### WHAT THE TASK REQUIRES
Give the listing again in full, exactly as written.

### INFORMATION PROVIDED
※ ※ ※

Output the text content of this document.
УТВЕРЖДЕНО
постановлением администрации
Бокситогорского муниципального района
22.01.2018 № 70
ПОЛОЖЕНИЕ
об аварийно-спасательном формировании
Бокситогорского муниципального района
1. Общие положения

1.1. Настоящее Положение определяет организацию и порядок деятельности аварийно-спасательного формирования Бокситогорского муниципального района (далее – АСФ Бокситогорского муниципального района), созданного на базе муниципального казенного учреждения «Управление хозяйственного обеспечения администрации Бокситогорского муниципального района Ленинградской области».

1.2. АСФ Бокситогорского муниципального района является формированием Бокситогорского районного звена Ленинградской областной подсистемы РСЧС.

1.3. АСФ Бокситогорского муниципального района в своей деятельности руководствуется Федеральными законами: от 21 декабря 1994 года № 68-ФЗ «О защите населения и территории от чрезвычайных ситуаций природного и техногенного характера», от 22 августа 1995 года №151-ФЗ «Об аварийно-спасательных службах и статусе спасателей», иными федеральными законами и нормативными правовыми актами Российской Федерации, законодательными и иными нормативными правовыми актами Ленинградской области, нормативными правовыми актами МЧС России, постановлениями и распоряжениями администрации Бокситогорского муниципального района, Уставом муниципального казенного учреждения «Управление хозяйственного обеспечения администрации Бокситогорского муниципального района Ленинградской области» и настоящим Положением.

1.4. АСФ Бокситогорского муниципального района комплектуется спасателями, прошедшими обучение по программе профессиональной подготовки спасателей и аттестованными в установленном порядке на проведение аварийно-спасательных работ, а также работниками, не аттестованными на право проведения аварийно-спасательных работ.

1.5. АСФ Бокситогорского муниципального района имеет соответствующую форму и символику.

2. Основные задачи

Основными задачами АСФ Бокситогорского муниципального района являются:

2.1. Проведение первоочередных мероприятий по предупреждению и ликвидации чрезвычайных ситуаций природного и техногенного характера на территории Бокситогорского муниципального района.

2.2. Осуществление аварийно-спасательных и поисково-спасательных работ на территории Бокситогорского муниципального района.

※ ※ ※

### TASK RESPONSE
Output the text content of this document.
УТВЕРЖДЕНО
постановлением администрации
Бокситогорского муниципального района
22.01.2018 № 70
ПОЛОЖЕНИЕ
об аварийно-спасательном формировании
Бокситогорского муниципального района
1. Общие положения

1.1. Настоящее Положение определяет организацию и порядок деятельности аварийно-спасательного формирования Бокситогорского муниципального района (далее – АСФ Бокситогорского муниципального района), созданного на базе муниципального казенного учреждения «Управление хозяйственного обеспечения администрации Бокситогорского муниципального района Ленинградской области».

1.2. АСФ Бокситогорского муниципального района является формированием Бокситогорского районного звена Ленинградской областной подсистемы РСЧС.

1.3. АСФ Бокситогорского муниципального района в своей деятельности руководствуется Федеральными законами: от 21 декабря 1994 года № 68-ФЗ «О защите населения и территории от чрезвычайных ситуаций природного и техногенного характера», от 22 августа 1995 года №151-ФЗ «Об аварийно-спасательных службах и статусе спасателей», иными федеральными законами и нормативными правовыми актами Российской Федерации, законодательными и иными нормативными правовыми актами Ленинградской области, нормативными правовыми актами МЧС России, постановлениями и распоряжениями администрации Бокситогорского муниципального района, Уставом муниципального казенного учреждения «Управление хозяйственного обеспечения администрации Бокситогорского муниципального района Ленинградской области» и настоящим Положением.

1.4. АСФ Бокситогорского муниципального района комплектуется спасателями, прошедшими обучение по программе профессиональной подготовки спасателей и аттестованными в установленном порядке на проведение аварийно-спасательных работ, а также работниками, не аттестованными на право проведения аварийно-спасательных работ.

1.5. АСФ Бокситогорского муниципального района имеет соответствующую форму и символику.

2. Основные задачи

Основными задачами АСФ Бокситогорского муниципального района являются:

2.1. Проведение первоочередных мероприятий по предупреждению и ликвидации чрезвычайных ситуаций природного и техногенного характера на территории Бокситогорского муниципального района.

2.2. Осуществление аварийно-спасательных и поисково-спасательных работ на территории Бокситогорского муниципального района.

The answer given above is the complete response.